Items from a data source:

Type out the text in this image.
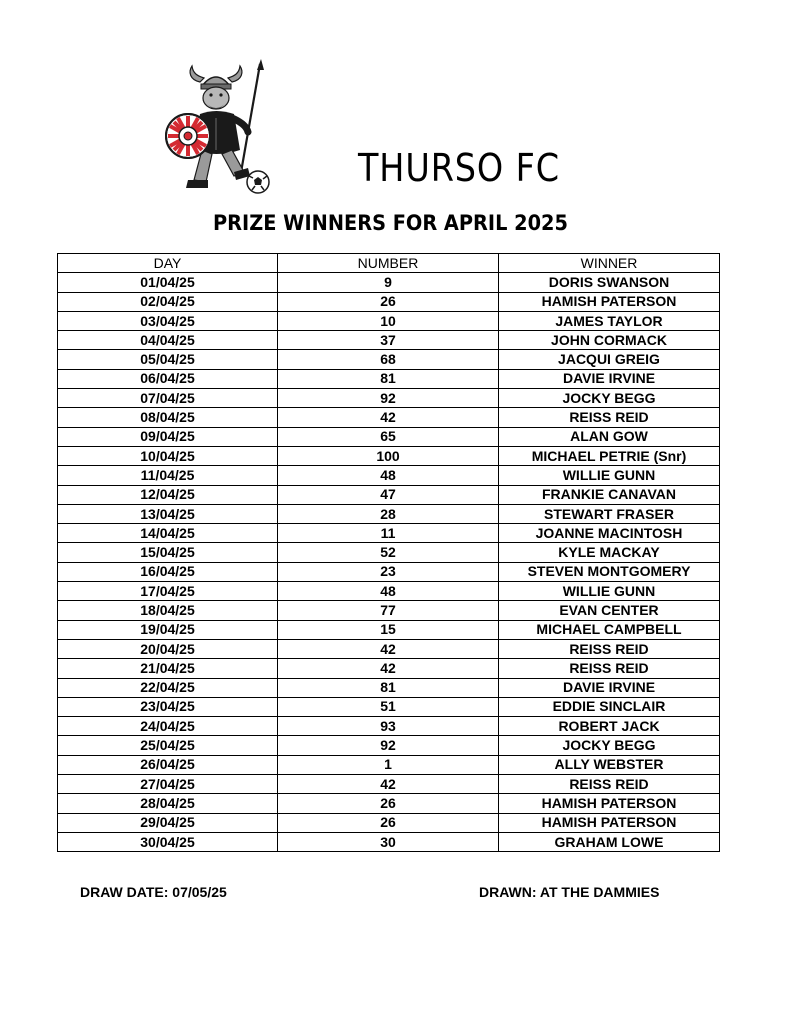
THURSO FC
PRIZE WINNERS FOR APRIL 2025
DAY	NUMBER	WINNER
01/04/25	9	DORIS SWANSON
02/04/25	26	HAMISH PATERSON
03/04/25	10	JAMES TAYLOR
04/04/25	37	JOHN CORMACK
05/04/25	68	JACQUI GREIG
06/04/25	81	DAVIE IRVINE
07/04/25	92	JOCKY BEGG
08/04/25	42	REISS REID
09/04/25	65	ALAN GOW
10/04/25	100	MICHAEL PETRIE (Snr)
11/04/25	48	WILLIE GUNN
12/04/25	47	FRANKIE CANAVAN
13/04/25	28	STEWART FRASER
14/04/25	11	JOANNE MACINTOSH
15/04/25	52	KYLE MACKAY
16/04/25	23	STEVEN MONTGOMERY
17/04/25	48	WILLIE GUNN
18/04/25	77	EVAN CENTER
19/04/25	15	MICHAEL CAMPBELL
20/04/25	42	REISS REID
21/04/25	42	REISS REID
22/04/25	81	DAVIE IRVINE
23/04/25	51	EDDIE SINCLAIR
24/04/25	93	ROBERT JACK
25/04/25	92	JOCKY BEGG
26/04/25	1	ALLY WEBSTER
27/04/25	42	REISS REID
28/04/25	26	HAMISH PATERSON
29/04/25	26	HAMISH PATERSON
30/04/25	30	GRAHAM LOWE
DRAW DATE: 07/05/25	DRAWN: AT THE DAMMIES
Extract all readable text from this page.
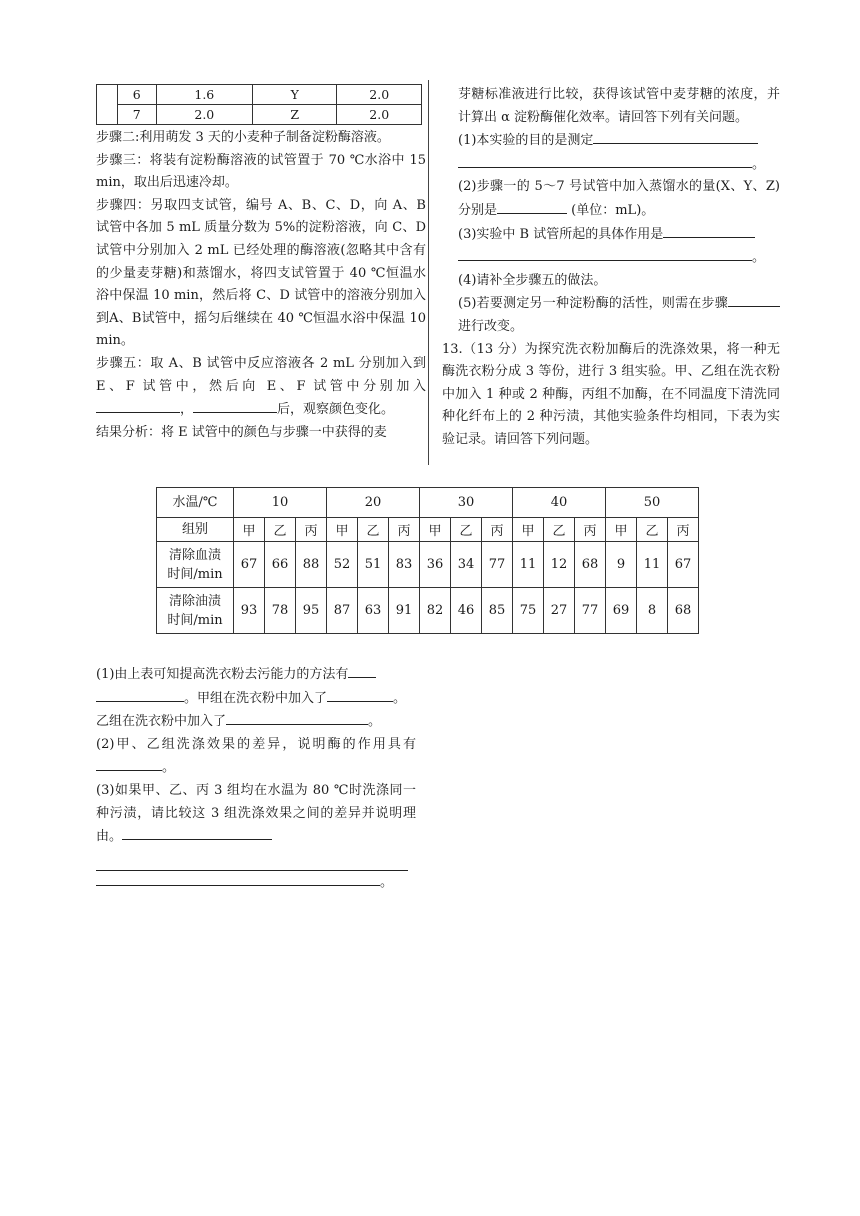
	6	1.6	Y	2.0
	7	2.0	Z	2.0

步骤二:利用萌发 3 天的小麦种子制备淀粉酶溶液。

步骤三：将装有淀粉酶溶液的试管置于 70 ℃水浴中 15 min，取出后迅速冷却。

步骤四：另取四支试管，编号 A、B、C、D，向 A、B 试管中各加 5 mL 质量分数为 5%的淀粉溶液，向 C、D 试管中分别加入 2 mL 已经处理的酶溶液(忽略其中含有的少量麦芽糖)和蒸馏水，将四支试管置于 40 ℃恒温水浴中保温 10 min，然后将 C、D 试管中的溶液分别加入到A、B试管中，摇匀后继续在 40 ℃恒温水浴中保温 10 min。

步骤五：取 A、B 试管中反应溶液各 2 mL 分别加入到 E、F 试管中，然后向 E、F 试管中分别加入，	后，观察颜色变化。

结果分析：将 E 试管中的颜色与步骤一中获得的麦

芽糖标准液进行比较，获得该试管中麦芽糖的浓度，并计算出 α 淀粉酶催化效率。请回答下列有关问题。

(1)本实验的目的是测定

。

(2)步骤一的 5～7 号试管中加入蒸馏水的量(X、Y、Z)分别是	(单位：mL)。

(3)实验中 B 试管所起的具体作用是

。

(4)请补全步骤五的做法。

(5)若要测定另一种淀粉酶的活性，则需在步骤进行改变。

13.（13 分）为探究洗衣粉加酶后的洗涤效果，将一种无酶洗衣粉分成 3 等份，进行 3 组实验。甲、乙组在洗衣粉中加入 1 种或 2 种酶，丙组不加酶，在不同温度下清洗同种化纤布上的 2 种污渍，其他实验条件均相同，下表为实验记录。请回答下列问题。

水温/℃	10			20			30			40			50		
组别	甲	乙	丙	甲	乙	丙	甲	乙	丙	甲	乙	丙	甲	乙	丙

清除血渍
时间/min	67	66	88	52	51	83	36	34	77	11	12	68	9	11	67

清除油渍
时间/min	93	78	95	87	63	91	82	46	85	75	27	77	69	8	68

(1)由上表可知提高洗衣粉去污能力的方法有

。甲组在洗衣粉中加入了	。

乙组在洗衣粉中加入了	。

(2)甲、乙组洗涤效果的差异，说明酶的作用具有。

(3)如果甲、乙、丙 3 组均在水温为 80 ℃时洗涤同一种污渍，请比较这 3 组洗涤效果之间的差异并说明理由。

。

DIRECTIVE: Skip the pictures, then retype every line above exactly.

TASK SOLUTION:
Type out the text in this image.
THURSO FC
PRIZE WINNERS FOR APRIL 2025
DAY	NUMBER	WINNER
01/04/25	9	DORIS SWANSON
02/04/25	26	HAMISH PATERSON
03/04/25	10	JAMES TAYLOR
04/04/25	37	JOHN CORMACK
05/04/25	68	JACQUI GREIG
06/04/25	81	DAVIE IRVINE
07/04/25	92	JOCKY BEGG
08/04/25	42	REISS REID
09/04/25	65	ALAN GOW
10/04/25	100	MICHAEL PETRIE (Snr)
11/04/25	48	WILLIE GUNN
12/04/25	47	FRANKIE CANAVAN
13/04/25	28	STEWART FRASER
14/04/25	11	JOANNE MACINTOSH
15/04/25	52	KYLE MACKAY
16/04/25	23	STEVEN MONTGOMERY
17/04/25	48	WILLIE GUNN
18/04/25	77	EVAN CENTER
19/04/25	15	MICHAEL CAMPBELL
20/04/25	42	REISS REID
21/04/25	42	REISS REID
22/04/25	81	DAVIE IRVINE
23/04/25	51	EDDIE SINCLAIR
24/04/25	93	ROBERT JACK
25/04/25	92	JOCKY BEGG
26/04/25	1	ALLY WEBSTER
27/04/25	42	REISS REID
28/04/25	26	HAMISH PATERSON
29/04/25	26	HAMISH PATERSON
30/04/25	30	GRAHAM LOWE
DRAW DATE: 07/05/25	DRAWN: AT THE DAMMIES
Extract all readable text from this page.
	6	1.6	Y	2.0
	7	2.0	Z	2.0

步骤二:利用萌发 3 天的小麦种子制备淀粉酶溶液。

步骤三：将装有淀粉酶溶液的试管置于 70 ℃水浴中 15 min，取出后迅速冷却。

步骤四：另取四支试管，编号 A、B、C、D，向 A、B 试管中各加 5 mL 质量分数为 5%的淀粉溶液，向 C、D 试管中分别加入 2 mL 已经处理的酶溶液(忽略其中含有的少量麦芽糖)和蒸馏水，将四支试管置于 40 ℃恒温水浴中保温 10 min，然后将 C、D 试管中的溶液分别加入到A、B试管中，摇匀后继续在 40 ℃恒温水浴中保温 10 min。

步骤五：取 A、B 试管中反应溶液各 2 mL 分别加入到 E、F 试管中，然后向 E、F 试管中分别加入，	后，观察颜色变化。

结果分析：将 E 试管中的颜色与步骤一中获得的麦

芽糖标准液进行比较，获得该试管中麦芽糖的浓度，并计算出 α 淀粉酶催化效率。请回答下列有关问题。

(1)本实验的目的是测定

。

(2)步骤一的 5～7 号试管中加入蒸馏水的量(X、Y、Z)分别是	(单位：mL)。

(3)实验中 B 试管所起的具体作用是

。

(4)请补全步骤五的做法。

(5)若要测定另一种淀粉酶的活性，则需在步骤进行改变。

13.（13 分）为探究洗衣粉加酶后的洗涤效果，将一种无酶洗衣粉分成 3 等份，进行 3 组实验。甲、乙组在洗衣粉中加入 1 种或 2 种酶，丙组不加酶，在不同温度下清洗同种化纤布上的 2 种污渍，其他实验条件均相同，下表为实验记录。请回答下列问题。

水温/℃	10			20			30			40			50		
组别	甲	乙	丙	甲	乙	丙	甲	乙	丙	甲	乙	丙	甲	乙	丙

清除血渍
时间/min	67	66	88	52	51	83	36	34	77	11	12	68	9	11	67

清除油渍
时间/min	93	78	95	87	63	91	82	46	85	75	27	77	69	8	68

(1)由上表可知提高洗衣粉去污能力的方法有

。甲组在洗衣粉中加入了	。

乙组在洗衣粉中加入了	。

(2)甲、乙组洗涤效果的差异，说明酶的作用具有。

(3)如果甲、乙、丙 3 组均在水温为 80 ℃时洗涤同一种污渍，请比较这 3 组洗涤效果之间的差异并说明理由。

。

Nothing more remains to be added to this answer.